§ **What you have to do**
Repeat all entries exactly.

§ **Supplied data**
* START *
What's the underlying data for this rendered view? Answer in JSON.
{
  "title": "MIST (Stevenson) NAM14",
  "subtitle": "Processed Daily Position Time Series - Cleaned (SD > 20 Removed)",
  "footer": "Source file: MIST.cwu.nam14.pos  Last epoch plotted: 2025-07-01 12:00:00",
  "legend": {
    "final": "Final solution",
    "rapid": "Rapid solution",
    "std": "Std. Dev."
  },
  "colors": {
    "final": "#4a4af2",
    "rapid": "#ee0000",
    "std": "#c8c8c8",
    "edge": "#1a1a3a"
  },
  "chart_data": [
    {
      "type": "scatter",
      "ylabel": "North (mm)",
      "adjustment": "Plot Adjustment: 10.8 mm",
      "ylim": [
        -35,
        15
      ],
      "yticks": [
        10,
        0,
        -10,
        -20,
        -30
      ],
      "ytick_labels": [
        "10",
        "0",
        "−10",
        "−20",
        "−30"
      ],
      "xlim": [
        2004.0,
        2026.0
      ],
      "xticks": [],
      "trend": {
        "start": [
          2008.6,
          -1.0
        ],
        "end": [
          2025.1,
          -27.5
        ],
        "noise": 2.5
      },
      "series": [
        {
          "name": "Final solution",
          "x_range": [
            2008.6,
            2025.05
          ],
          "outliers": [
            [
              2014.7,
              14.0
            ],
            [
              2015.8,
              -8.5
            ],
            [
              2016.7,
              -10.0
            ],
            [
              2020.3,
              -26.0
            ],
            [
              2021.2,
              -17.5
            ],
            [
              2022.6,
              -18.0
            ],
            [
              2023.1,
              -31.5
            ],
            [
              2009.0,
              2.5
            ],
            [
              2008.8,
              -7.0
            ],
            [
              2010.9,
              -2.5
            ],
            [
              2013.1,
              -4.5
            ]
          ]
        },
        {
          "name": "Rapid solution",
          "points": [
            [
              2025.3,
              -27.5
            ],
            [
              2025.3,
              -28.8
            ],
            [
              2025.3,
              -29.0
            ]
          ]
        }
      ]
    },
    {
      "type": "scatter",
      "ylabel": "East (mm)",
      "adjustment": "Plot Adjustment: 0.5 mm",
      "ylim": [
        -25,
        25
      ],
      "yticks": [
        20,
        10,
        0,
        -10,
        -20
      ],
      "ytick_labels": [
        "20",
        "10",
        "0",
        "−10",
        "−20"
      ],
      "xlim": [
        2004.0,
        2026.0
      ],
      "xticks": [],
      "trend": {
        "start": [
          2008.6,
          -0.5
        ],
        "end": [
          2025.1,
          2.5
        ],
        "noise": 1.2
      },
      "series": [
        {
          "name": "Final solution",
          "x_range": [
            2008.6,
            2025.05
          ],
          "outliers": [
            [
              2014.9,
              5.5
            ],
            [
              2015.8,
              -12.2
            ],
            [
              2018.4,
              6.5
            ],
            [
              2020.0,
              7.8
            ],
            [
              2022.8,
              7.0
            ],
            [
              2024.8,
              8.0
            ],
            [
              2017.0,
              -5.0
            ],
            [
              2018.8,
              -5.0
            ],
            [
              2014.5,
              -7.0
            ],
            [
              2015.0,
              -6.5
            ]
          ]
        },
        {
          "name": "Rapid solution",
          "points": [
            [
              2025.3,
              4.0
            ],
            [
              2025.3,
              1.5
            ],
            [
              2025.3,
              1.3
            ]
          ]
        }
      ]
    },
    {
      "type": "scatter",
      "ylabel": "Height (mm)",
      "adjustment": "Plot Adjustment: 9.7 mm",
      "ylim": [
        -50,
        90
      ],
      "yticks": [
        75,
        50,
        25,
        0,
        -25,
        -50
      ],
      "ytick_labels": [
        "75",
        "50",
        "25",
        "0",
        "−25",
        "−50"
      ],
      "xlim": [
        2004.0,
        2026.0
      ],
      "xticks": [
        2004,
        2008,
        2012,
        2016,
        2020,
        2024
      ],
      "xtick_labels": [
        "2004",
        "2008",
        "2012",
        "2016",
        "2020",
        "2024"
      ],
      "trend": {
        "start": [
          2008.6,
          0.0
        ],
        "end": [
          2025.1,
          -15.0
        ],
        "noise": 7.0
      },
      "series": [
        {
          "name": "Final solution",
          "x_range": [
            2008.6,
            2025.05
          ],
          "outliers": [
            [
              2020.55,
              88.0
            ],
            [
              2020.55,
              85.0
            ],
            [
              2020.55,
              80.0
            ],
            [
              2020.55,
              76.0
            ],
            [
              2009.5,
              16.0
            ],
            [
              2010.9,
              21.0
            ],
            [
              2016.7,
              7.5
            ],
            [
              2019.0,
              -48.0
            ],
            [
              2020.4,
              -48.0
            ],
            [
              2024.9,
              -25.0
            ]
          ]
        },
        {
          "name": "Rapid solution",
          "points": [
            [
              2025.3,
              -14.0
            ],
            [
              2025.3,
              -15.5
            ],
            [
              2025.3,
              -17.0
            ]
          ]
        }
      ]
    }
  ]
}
* END *
§ **Correct result**
What's the underlying data for this rendered view? Answer in JSON.
{
  "title": "MIST (Stevenson) NAM14",
  "subtitle": "Processed Daily Position Time Series - Cleaned (SD > 20 Removed)",
  "footer": "Source file: MIST.cwu.nam14.pos  Last epoch plotted: 2025-07-01 12:00:00",
  "legend": {
    "final": "Final solution",
    "rapid": "Rapid solution",
    "std": "Std. Dev."
  },
  "colors": {
    "final": "#4a4af2",
    "rapid": "#ee0000",
    "std": "#c8c8c8",
    "edge": "#1a1a3a"
  },
  "chart_data": [
    {
      "type": "scatter",
      "ylabel": "North (mm)",
      "adjustment": "Plot Adjustment: 10.8 mm",
      "ylim": [
        -35,
        15
      ],
      "yticks": [
        10,
        0,
        -10,
        -20,
        -30
      ],
      "ytick_labels": [
        "10",
        "0",
        "−10",
        "−20",
        "−30"
      ],
      "xlim": [
        2004.0,
        2026.0
      ],
      "xticks": [],
      "trend": {
        "start": [
          2008.6,
          -1.0
        ],
        "end": [
          2025.1,
          -27.5
        ],
        "noise": 2.5
      },
      "series": [
        {
          "name": "Final solution",
          "x_range": [
            2008.6,
            2025.05
          ],
          "outliers": [
            [
              2014.7,
              14.0
            ],
            [
              2015.8,
              -8.5
            ],
            [
              2016.7,
              -10.0
            ],
            [
              2020.3,
              -26.0
            ],
            [
              2021.2,
              -17.5
            ],
            [
              2022.6,
              -18.0
            ],
            [
              2023.1,
              -31.5
            ],
            [
              2009.0,
              2.5
            ],
            [
              2008.8,
              -7.0
            ],
            [
              2010.9,
              -2.5
            ],
            [
              2013.1,
              -4.5
            ]
          ]
        },
        {
          "name": "Rapid solution",
          "points": [
            [
              2025.3,
              -27.5
            ],
            [
              2025.3,
              -28.8
            ],
            [
              2025.3,
              -29.0
            ]
          ]
        }
      ]
    },
    {
      "type": "scatter",
      "ylabel": "East (mm)",
      "adjustment": "Plot Adjustment: 0.5 mm",
      "ylim": [
        -25,
        25
      ],
      "yticks": [
        20,
        10,
        0,
        -10,
        -20
      ],
      "ytick_labels": [
        "20",
        "10",
        "0",
        "−10",
        "−20"
      ],
      "xlim": [
        2004.0,
        2026.0
      ],
      "xticks": [],
      "trend": {
        "start": [
          2008.6,
          -0.5
        ],
        "end": [
          2025.1,
          2.5
        ],
        "noise": 1.2
      },
      "series": [
        {
          "name": "Final solution",
          "x_range": [
            2008.6,
            2025.05
          ],
          "outliers": [
            [
              2014.9,
              5.5
            ],
            [
              2015.8,
              -12.2
            ],
            [
              2018.4,
              6.5
            ],
            [
              2020.0,
              7.8
            ],
            [
              2022.8,
              7.0
            ],
            [
              2024.8,
              8.0
            ],
            [
              2017.0,
              -5.0
            ],
            [
              2018.8,
              -5.0
            ],
            [
              2014.5,
              -7.0
            ],
            [
              2015.0,
              -6.5
            ]
          ]
        },
        {
          "name": "Rapid solution",
          "points": [
            [
              2025.3,
              4.0
            ],
            [
              2025.3,
              1.5
            ],
            [
              2025.3,
              1.3
            ]
          ]
        }
      ]
    },
    {
      "type": "scatter",
      "ylabel": "Height (mm)",
      "adjustment": "Plot Adjustment: 9.7 mm",
      "ylim": [
        -50,
        90
      ],
      "yticks": [
        75,
        50,
        25,
        0,
        -25,
        -50
      ],
      "ytick_labels": [
        "75",
        "50",
        "25",
        "0",
        "−25",
        "−50"
      ],
      "xlim": [
        2004.0,
        2026.0
      ],
      "xticks": [
        2004,
        2008,
        2012,
        2016,
        2020,
        2024
      ],
      "xtick_labels": [
        "2004",
        "2008",
        "2012",
        "2016",
        "2020",
        "2024"
      ],
      "trend": {
        "start": [
          2008.6,
          0.0
        ],
        "end": [
          2025.1,
          -15.0
        ],
        "noise": 7.0
      },
      "series": [
        {
          "name": "Final solution",
          "x_range": [
            2008.6,
            2025.05
          ],
          "outliers": [
            [
              2020.55,
              88.0
            ],
            [
              2020.55,
              85.0
            ],
            [
              2020.55,
              80.0
            ],
            [
              2020.55,
              76.0
            ],
            [
              2009.5,
              16.0
            ],
            [
              2010.9,
              21.0
            ],
            [
              2016.7,
              7.5
            ],
            [
              2019.0,
              -48.0
            ],
            [
              2020.4,
              -48.0
            ],
            [
              2024.9,
              -25.0
            ]
          ]
        },
        {
          "name": "Rapid solution",
          "points": [
            [
              2025.3,
              -14.0
            ],
            [
              2025.3,
              -15.5
            ],
            [
              2025.3,
              -17.0
            ]
          ]
        }
      ]
    }
  ]
}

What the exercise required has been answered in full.